> [Extract to read]:
The footage shows a frantic scene from the night before: a cramped apartment, filled with athletes getting ready in every corner, clothes strewn over the floor, pop-up hair stations, and panic on the faces of competitors racing to be on time for their boat trip down the Seine.

The video is soundtracked by a sound effect entitled “feminine rage” and the caption reads, “10 girls, two bathrooms. #olympicvillage.”

@cocogauff

#olympics #olympicvillage

♬ female rage – bel6va

This is the reality of the 2024 Paris Olympics: it is the world’s biggest sporting event, but most of its star attractions — the athletes themselves — effectively live in communal accommodation more befitting college students. In the comments of her TikTok post, Gauff confirmed she was the only female American tennis player still in the Olympic Village.

“All the tennis girls moved to a hotel except me, so now just five girls, two bathrooms,” she wrote. “I have the room alone, room-mates are very chill.”

The first version of the Olympic Village appeared 100 years ago in Paris, with the athletes of 1924 housed in wooden huts and asked to pay fixed rates. Though conditions are undoubtedly better now, athletes still have their complaints.

This is what the Olympic Village is really like — from the secret treats to the infamous cardboard beds.


The Olympic Village is seven kilometres (4.3 miles) north of central Paris — spread between the suburbs of Saint-Denis, L’Ile-Saint-Denis, and Saint-Ouen-sur-Seine. For just over two weeks, it will accommodate roughly 14,000 competitors before housing 8,000 during the Paralympic Games this month.

> [Listing]:
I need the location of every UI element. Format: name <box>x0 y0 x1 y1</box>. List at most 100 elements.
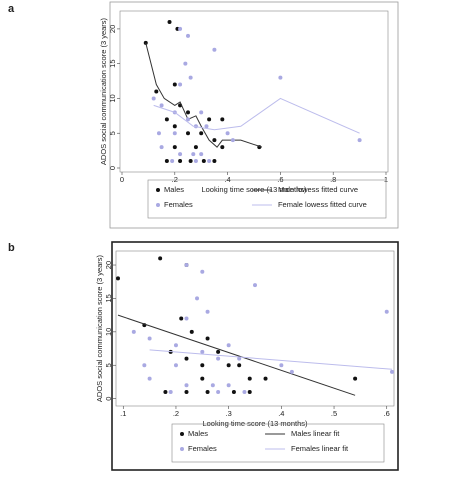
legend-label: Male lowess fitted curve <box>278 185 358 194</box>
data-point <box>186 110 190 115</box>
data-point <box>172 124 177 129</box>
data-point <box>220 117 225 122</box>
x-tick-label: .2 <box>173 409 179 418</box>
data-point <box>163 389 168 394</box>
data-point <box>186 33 190 38</box>
data-point <box>173 363 178 368</box>
data-point <box>231 389 236 394</box>
data-point <box>184 316 189 321</box>
x-tick-label: .6 <box>277 175 283 184</box>
y-tick-label: 0 <box>108 166 117 170</box>
data-point <box>216 349 221 354</box>
data-point <box>184 383 189 388</box>
data-point <box>263 376 268 381</box>
y-tick-label: 5 <box>104 363 113 367</box>
data-point <box>142 363 147 368</box>
y-axis-title: ADOS social communication score (3 years… <box>99 17 108 165</box>
fit-line <box>149 349 393 370</box>
data-point <box>242 389 247 394</box>
data-point <box>225 131 230 136</box>
data-point <box>147 336 152 341</box>
data-point <box>189 329 194 334</box>
x-axis-title: Looking time score (13 months) <box>202 419 308 428</box>
data-point <box>193 159 198 164</box>
y-tick-label: 5 <box>108 131 117 135</box>
data-point <box>170 159 175 164</box>
data-point <box>184 389 189 394</box>
data-point <box>186 131 190 136</box>
legend-marker <box>156 203 160 207</box>
data-point <box>191 152 196 157</box>
data-point <box>390 369 394 374</box>
legend-marker <box>180 447 184 451</box>
data-point <box>164 117 169 122</box>
x-tick-label: .3 <box>226 409 232 418</box>
panel-label: a <box>8 3 15 15</box>
data-point <box>178 26 183 31</box>
data-point <box>253 283 257 288</box>
fit-line <box>153 97 360 134</box>
data-point <box>164 159 169 164</box>
data-point <box>207 159 212 164</box>
data-point <box>205 389 210 394</box>
data-point <box>357 138 362 143</box>
data-point <box>212 159 217 164</box>
data-point <box>178 82 183 87</box>
x-tick-label: .2 <box>172 175 178 184</box>
x-tick-label: .1 <box>120 409 126 418</box>
data-point <box>226 343 231 348</box>
legend-label: Females <box>188 444 217 453</box>
data-point <box>173 343 178 348</box>
data-point <box>200 376 205 381</box>
legend-label: Female lowess fitted curve <box>278 200 367 209</box>
data-point <box>204 124 209 129</box>
data-point <box>186 117 190 122</box>
data-point <box>353 376 358 381</box>
data-point <box>200 363 205 368</box>
legend-label: Females linear fit <box>291 444 349 453</box>
data-point <box>200 349 205 354</box>
panel-label: b <box>8 242 15 254</box>
y-axis-title: ADOS social communication score (3 years… <box>95 254 104 402</box>
data-point <box>116 276 120 281</box>
data-point <box>226 383 231 388</box>
fit-line <box>145 42 263 148</box>
data-point <box>212 47 217 52</box>
data-point <box>193 145 198 150</box>
y-tick-label: 15 <box>108 60 117 68</box>
data-point <box>212 138 217 143</box>
data-point <box>216 356 221 361</box>
y-tick-label: 0 <box>104 397 113 401</box>
data-point <box>199 152 204 157</box>
legend-label: Females <box>164 200 193 209</box>
data-point <box>279 363 284 368</box>
x-tick-label: .4 <box>224 175 230 184</box>
data-point <box>247 376 252 381</box>
data-point <box>216 389 221 394</box>
data-point <box>220 145 225 150</box>
data-point <box>226 363 231 368</box>
x-axis-title: Looking time score (13 months) <box>201 185 307 194</box>
data-point <box>195 296 200 301</box>
panel-frame <box>109 1 399 229</box>
x-tick-label: .5 <box>331 409 337 418</box>
data-point <box>159 103 164 108</box>
data-point <box>278 75 283 80</box>
data-point <box>154 89 159 94</box>
y-tick-label: 20 <box>104 261 113 269</box>
data-point <box>159 145 164 150</box>
plot-area <box>115 250 395 407</box>
data-point <box>168 389 173 394</box>
data-point <box>179 316 184 321</box>
data-point <box>151 96 156 101</box>
data-point <box>172 82 177 87</box>
plot-area <box>119 10 389 173</box>
x-tick-label: .4 <box>278 409 284 418</box>
data-point <box>147 376 152 381</box>
legend-label: Males <box>188 429 208 438</box>
data-point <box>156 131 161 136</box>
data-point <box>178 159 183 164</box>
data-point <box>205 309 210 314</box>
y-tick-label: 15 <box>104 294 113 302</box>
fit-line <box>117 314 356 396</box>
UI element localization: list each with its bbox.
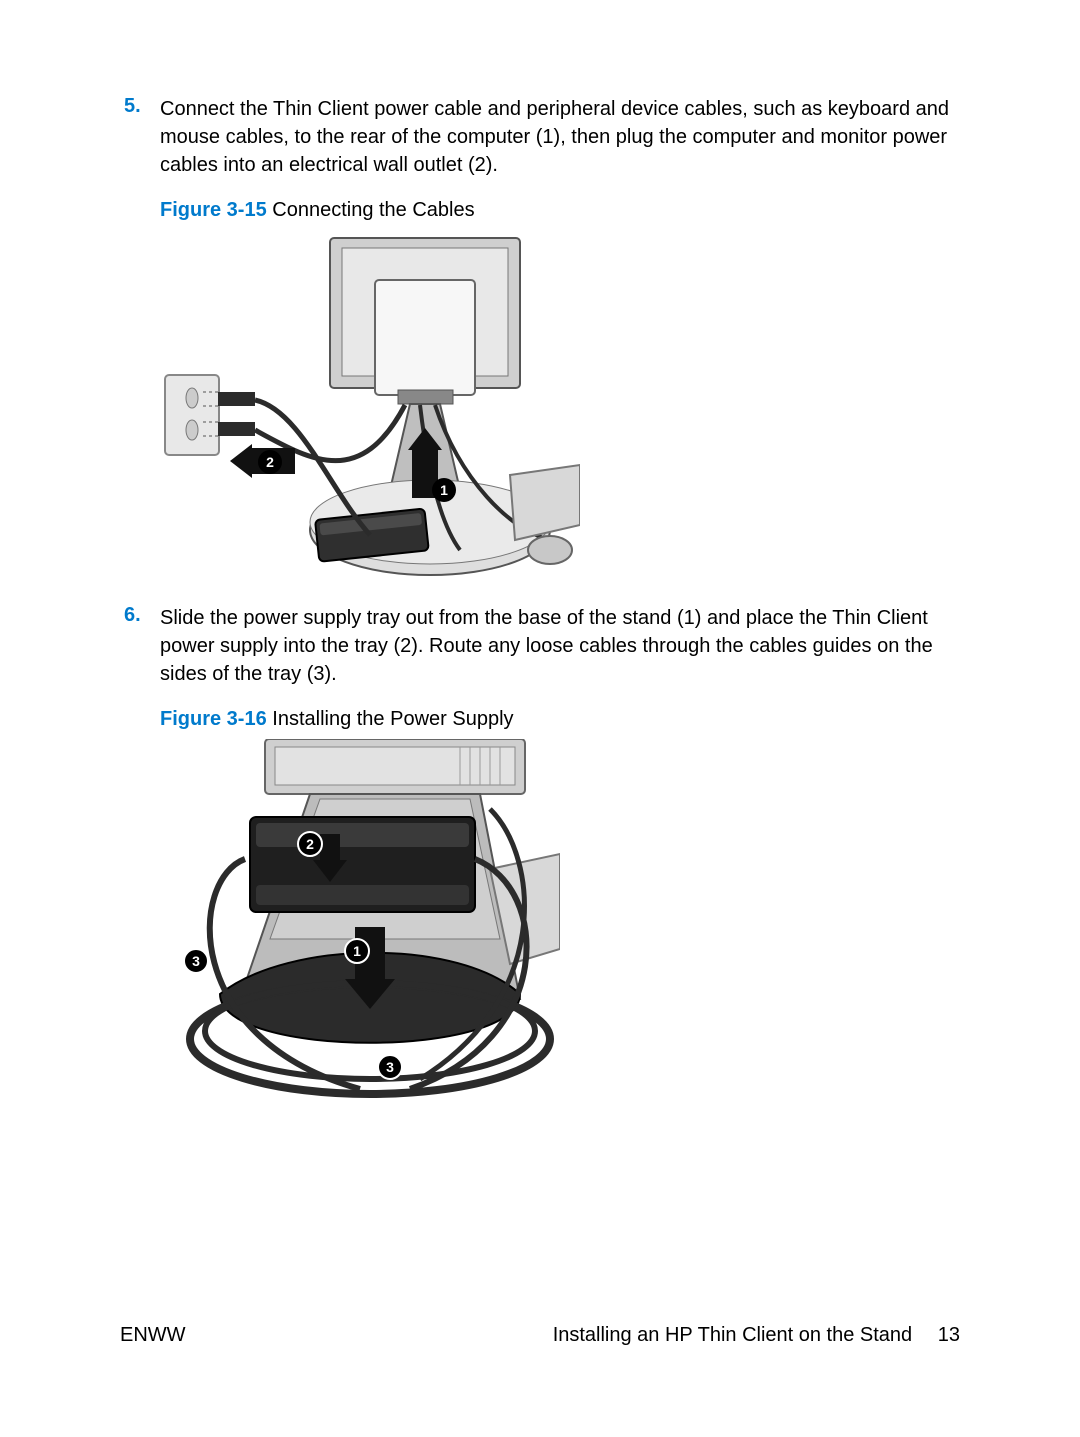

> [Given problem]: Reproduce the Olympic Village article word for word, from "The first version" to "Games this month.". Rely solely on the Olympic Village article.

> [The solution]:
The first version of the Olympic Village appeared 100 years ago in Paris, with the athletes of 1924 housed in wooden huts and asked to pay fixed rates. Though conditions are undoubtedly better now, athletes still have their complaints.

This is what the Olympic Village is really like — from the secret treats to the infamous cardboard beds.


The Olympic Village is seven kilometres (4.3 miles) north of central Paris — spread between the suburbs of Saint-Denis, L’Ile-Saint-Denis, and Saint-Ouen-sur-Seine. For just over two weeks, it will accommodate roughly 14,000 competitors before housing 8,000 during the Paralympic Games this month.